## Exercise objective
Copy everything from the line containing "x-tick-label: 1997 xyxy=(475,444,502,459)" down to the line containing "data-point xyxy=(518,426,526,434)", changing "y-tick-label" to "y-axis-label" and keeping all else the same.

## Material for this exercise
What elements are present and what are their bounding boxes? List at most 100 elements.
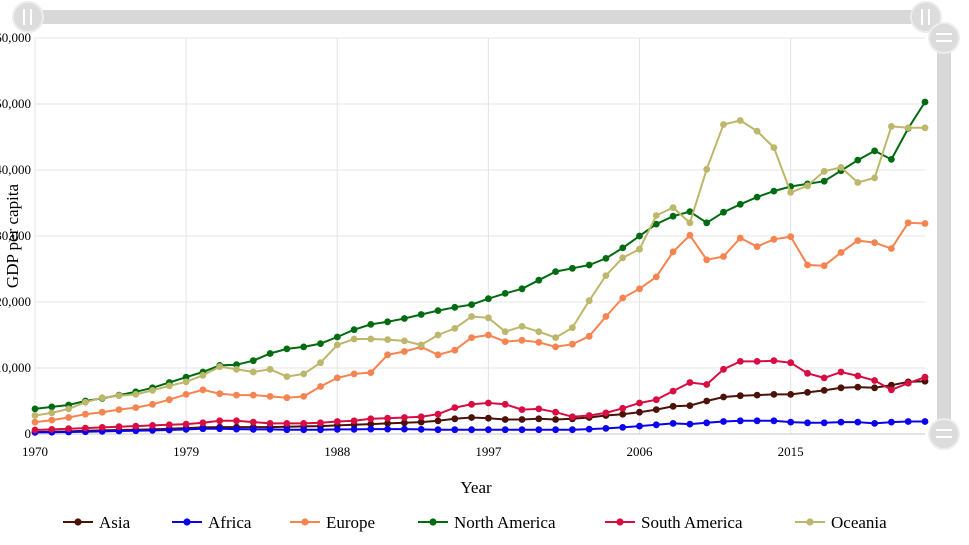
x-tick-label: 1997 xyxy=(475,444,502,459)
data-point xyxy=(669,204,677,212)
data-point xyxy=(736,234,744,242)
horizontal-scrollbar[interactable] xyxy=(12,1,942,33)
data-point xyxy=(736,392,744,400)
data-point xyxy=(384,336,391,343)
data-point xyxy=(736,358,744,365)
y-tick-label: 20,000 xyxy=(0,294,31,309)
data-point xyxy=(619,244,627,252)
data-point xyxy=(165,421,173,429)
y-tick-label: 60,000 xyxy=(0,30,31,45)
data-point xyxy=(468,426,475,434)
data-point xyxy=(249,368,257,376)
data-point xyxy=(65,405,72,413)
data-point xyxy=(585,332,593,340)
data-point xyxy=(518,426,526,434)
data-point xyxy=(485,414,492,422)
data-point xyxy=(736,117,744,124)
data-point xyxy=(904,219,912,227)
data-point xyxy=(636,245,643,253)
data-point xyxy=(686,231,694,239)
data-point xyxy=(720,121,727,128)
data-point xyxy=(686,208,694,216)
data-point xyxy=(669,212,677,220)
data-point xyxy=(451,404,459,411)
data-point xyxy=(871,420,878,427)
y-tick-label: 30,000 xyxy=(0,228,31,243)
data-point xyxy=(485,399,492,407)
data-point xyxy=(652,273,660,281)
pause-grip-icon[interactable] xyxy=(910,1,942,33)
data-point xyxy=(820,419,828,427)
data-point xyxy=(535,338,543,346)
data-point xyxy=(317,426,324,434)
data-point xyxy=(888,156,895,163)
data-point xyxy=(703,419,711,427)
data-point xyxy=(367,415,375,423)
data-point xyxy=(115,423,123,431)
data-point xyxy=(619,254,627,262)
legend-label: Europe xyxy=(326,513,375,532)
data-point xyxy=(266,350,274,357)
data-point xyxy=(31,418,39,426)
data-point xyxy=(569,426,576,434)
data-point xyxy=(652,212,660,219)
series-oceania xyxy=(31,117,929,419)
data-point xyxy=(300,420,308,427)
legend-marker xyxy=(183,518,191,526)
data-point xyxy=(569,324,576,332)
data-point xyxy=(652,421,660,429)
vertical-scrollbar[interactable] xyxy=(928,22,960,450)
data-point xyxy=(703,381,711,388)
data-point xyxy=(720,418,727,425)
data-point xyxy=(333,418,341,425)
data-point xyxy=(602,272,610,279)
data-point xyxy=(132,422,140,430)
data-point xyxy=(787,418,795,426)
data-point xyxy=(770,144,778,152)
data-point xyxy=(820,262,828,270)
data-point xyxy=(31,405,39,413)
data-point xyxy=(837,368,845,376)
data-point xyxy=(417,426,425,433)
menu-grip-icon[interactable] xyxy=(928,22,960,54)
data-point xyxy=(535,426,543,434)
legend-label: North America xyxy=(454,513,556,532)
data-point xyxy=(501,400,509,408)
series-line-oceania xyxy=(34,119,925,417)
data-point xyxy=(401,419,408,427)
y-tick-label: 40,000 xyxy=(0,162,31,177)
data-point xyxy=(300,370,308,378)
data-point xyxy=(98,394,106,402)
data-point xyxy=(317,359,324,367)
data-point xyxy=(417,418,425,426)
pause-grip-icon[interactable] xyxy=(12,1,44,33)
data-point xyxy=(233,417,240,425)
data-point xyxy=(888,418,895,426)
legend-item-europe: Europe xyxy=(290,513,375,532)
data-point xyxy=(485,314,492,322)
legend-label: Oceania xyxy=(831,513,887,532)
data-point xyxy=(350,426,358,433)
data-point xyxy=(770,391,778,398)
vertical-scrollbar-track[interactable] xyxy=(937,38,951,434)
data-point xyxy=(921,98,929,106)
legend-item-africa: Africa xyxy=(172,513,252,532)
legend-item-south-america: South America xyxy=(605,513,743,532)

## Written reply
x-tick-label: 1997 xyxy=(475,444,502,459)
data-point xyxy=(669,204,677,212)
data-point xyxy=(736,234,744,242)
horizontal-scrollbar[interactable] xyxy=(12,1,942,33)
data-point xyxy=(736,392,744,400)
data-point xyxy=(384,336,391,343)
data-point xyxy=(736,358,744,365)
y-axis-label: 20,000 xyxy=(0,294,31,309)
data-point xyxy=(619,244,627,252)
data-point xyxy=(165,421,173,429)
y-axis-label: 60,000 xyxy=(0,30,31,45)
data-point xyxy=(468,426,475,434)
data-point xyxy=(249,368,257,376)
data-point xyxy=(65,405,72,413)
data-point xyxy=(585,332,593,340)
data-point xyxy=(518,426,526,434)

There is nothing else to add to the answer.